--- start GIVEN ENTRIES ---
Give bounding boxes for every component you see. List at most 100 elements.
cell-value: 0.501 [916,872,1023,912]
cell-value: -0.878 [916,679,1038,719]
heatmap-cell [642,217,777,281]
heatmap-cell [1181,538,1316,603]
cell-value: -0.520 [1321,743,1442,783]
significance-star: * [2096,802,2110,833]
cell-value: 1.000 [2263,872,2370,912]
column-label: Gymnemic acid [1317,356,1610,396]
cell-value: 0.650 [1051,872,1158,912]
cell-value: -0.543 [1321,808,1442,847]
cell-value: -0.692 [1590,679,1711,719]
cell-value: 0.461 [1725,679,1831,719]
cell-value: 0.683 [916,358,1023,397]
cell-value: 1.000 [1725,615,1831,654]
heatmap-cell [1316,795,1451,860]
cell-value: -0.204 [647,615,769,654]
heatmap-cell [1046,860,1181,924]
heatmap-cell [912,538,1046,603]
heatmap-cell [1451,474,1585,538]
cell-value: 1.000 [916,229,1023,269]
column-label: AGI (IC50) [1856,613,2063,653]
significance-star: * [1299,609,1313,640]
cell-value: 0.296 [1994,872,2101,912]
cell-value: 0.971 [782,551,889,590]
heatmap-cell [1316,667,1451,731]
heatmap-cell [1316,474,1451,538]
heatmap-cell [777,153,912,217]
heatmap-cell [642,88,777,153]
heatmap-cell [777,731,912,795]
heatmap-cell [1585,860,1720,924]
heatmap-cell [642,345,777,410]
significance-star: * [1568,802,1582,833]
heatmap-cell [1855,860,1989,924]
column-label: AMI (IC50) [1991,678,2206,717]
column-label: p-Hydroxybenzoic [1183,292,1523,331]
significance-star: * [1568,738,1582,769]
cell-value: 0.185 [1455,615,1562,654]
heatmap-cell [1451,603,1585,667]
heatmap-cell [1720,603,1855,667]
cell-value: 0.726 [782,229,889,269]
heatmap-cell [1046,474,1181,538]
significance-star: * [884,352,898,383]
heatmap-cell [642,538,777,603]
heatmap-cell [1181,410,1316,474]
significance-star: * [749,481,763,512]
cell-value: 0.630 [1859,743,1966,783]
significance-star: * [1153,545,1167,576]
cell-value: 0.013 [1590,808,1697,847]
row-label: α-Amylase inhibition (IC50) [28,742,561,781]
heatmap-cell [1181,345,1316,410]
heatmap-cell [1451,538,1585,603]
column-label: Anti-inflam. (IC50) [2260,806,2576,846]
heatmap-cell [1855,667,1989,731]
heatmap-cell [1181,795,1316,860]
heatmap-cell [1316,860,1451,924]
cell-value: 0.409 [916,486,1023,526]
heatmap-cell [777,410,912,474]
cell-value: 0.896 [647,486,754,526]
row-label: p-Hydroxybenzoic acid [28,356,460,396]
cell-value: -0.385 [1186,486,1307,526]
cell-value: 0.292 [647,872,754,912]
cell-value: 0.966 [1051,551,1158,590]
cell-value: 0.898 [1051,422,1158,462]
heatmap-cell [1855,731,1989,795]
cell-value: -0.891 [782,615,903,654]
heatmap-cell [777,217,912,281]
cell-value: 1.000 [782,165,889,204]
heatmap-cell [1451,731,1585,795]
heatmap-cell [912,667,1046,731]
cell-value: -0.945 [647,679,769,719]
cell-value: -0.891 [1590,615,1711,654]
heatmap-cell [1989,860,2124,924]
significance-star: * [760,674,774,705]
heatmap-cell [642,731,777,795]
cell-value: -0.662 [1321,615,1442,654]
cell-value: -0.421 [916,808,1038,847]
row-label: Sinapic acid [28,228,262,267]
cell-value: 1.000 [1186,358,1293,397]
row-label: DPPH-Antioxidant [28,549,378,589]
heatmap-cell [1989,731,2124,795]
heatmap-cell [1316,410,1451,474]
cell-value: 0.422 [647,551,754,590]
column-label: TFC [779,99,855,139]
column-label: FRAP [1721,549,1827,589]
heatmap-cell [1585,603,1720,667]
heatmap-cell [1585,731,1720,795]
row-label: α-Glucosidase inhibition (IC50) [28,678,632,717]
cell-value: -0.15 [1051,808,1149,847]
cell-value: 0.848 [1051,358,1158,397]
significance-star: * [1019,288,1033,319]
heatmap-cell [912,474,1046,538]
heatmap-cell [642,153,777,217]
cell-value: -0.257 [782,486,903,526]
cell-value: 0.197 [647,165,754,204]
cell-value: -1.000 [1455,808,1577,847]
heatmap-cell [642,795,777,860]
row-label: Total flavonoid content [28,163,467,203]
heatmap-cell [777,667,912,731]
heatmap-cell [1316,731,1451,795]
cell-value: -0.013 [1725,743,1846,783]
--- end GIVEN ENTRIES ---
REQUIRED TASK
Copy every line of the records above without changing anything.

FINISHED TASK
Give bounding boxes for every component you see. List at most 100 elements.
cell-value: 0.501 [916,872,1023,912]
cell-value: -0.878 [916,679,1038,719]
heatmap-cell [642,217,777,281]
heatmap-cell [1181,538,1316,603]
cell-value: -0.520 [1321,743,1442,783]
significance-star: * [2096,802,2110,833]
cell-value: 1.000 [2263,872,2370,912]
column-label: Gymnemic acid [1317,356,1610,396]
cell-value: 0.650 [1051,872,1158,912]
cell-value: -0.543 [1321,808,1442,847]
cell-value: -0.692 [1590,679,1711,719]
cell-value: 0.461 [1725,679,1831,719]
cell-value: 0.683 [916,358,1023,397]
cell-value: 1.000 [1725,615,1831,654]
heatmap-cell [1316,795,1451,860]
cell-value: -0.204 [647,615,769,654]
heatmap-cell [1046,860,1181,924]
heatmap-cell [912,538,1046,603]
heatmap-cell [1451,474,1585,538]
cell-value: 1.000 [916,229,1023,269]
column-label: AGI (IC50) [1856,613,2063,653]
significance-star: * [1299,609,1313,640]
cell-value: 0.296 [1994,872,2101,912]
cell-value: 0.971 [782,551,889,590]
heatmap-cell [1316,667,1451,731]
heatmap-cell [1316,474,1451,538]
heatmap-cell [777,153,912,217]
heatmap-cell [642,88,777,153]
heatmap-cell [777,731,912,795]
heatmap-cell [1585,860,1720,924]
heatmap-cell [642,345,777,410]
significance-star: * [1568,802,1582,833]
heatmap-cell [1855,860,1989,924]
column-label: AMI (IC50) [1991,678,2206,717]
column-label: p-Hydroxybenzoic [1183,292,1523,331]
significance-star: * [1568,738,1582,769]
cell-value: 0.185 [1455,615,1562,654]
heatmap-cell [1451,603,1585,667]
heatmap-cell [1720,603,1855,667]
cell-value: 0.726 [782,229,889,269]
heatmap-cell [1046,474,1181,538]
significance-star: * [884,352,898,383]
heatmap-cell [642,538,777,603]
heatmap-cell [1181,410,1316,474]
significance-star: * [749,481,763,512]
cell-value: 0.630 [1859,743,1966,783]
significance-star: * [1153,545,1167,576]
cell-value: 0.013 [1590,808,1697,847]
row-label: α-Amylase inhibition (IC50) [28,742,561,781]
heatmap-cell [1181,345,1316,410]
heatmap-cell [1451,538,1585,603]
column-label: Anti-inflam. (IC50) [2260,806,2576,846]
heatmap-cell [1855,667,1989,731]
heatmap-cell [1181,795,1316,860]
heatmap-cell [1316,860,1451,924]
cell-value: 0.409 [916,486,1023,526]
heatmap-cell [777,410,912,474]
cell-value: 0.896 [647,486,754,526]
row-label: p-Hydroxybenzoic acid [28,356,460,396]
cell-value: -0.385 [1186,486,1307,526]
cell-value: 0.292 [647,872,754,912]
cell-value: 0.966 [1051,551,1158,590]
cell-value: 0.898 [1051,422,1158,462]
heatmap-cell [1855,731,1989,795]
cell-value: -0.891 [782,615,903,654]
heatmap-cell [777,217,912,281]
cell-value: 1.000 [782,165,889,204]
heatmap-cell [1451,731,1585,795]
heatmap-cell [912,667,1046,731]
cell-value: -0.945 [647,679,769,719]
cell-value: -0.891 [1590,615,1711,654]
heatmap-cell [1989,860,2124,924]
significance-star: * [760,674,774,705]
heatmap-cell [642,731,777,795]
cell-value: -0.662 [1321,615,1442,654]
cell-value: -0.421 [916,808,1038,847]
row-label: Sinapic acid [28,228,262,267]
cell-value: 1.000 [1186,358,1293,397]
row-label: DPPH-Antioxidant [28,549,378,589]
heatmap-cell [1989,731,2124,795]
heatmap-cell [1316,410,1451,474]
cell-value: 0.422 [647,551,754,590]
column-label: TFC [779,99,855,139]
column-label: FRAP [1721,549,1827,589]
heatmap-cell [1585,603,1720,667]
heatmap-cell [1585,731,1720,795]
row-label: α-Glucosidase inhibition (IC50) [28,678,632,717]
cell-value: -0.15 [1051,808,1149,847]
cell-value: 0.848 [1051,358,1158,397]
significance-star: * [1019,288,1033,319]
heatmap-cell [912,474,1046,538]
heatmap-cell [642,153,777,217]
cell-value: -0.257 [782,486,903,526]
cell-value: 0.197 [647,165,754,204]
cell-value: -1.000 [1455,808,1577,847]
heatmap-cell [642,795,777,860]
row-label: Total flavonoid content [28,163,467,203]
heatmap-cell [777,667,912,731]
heatmap-cell [1316,731,1451,795]
cell-value: -0.013 [1725,743,1846,783]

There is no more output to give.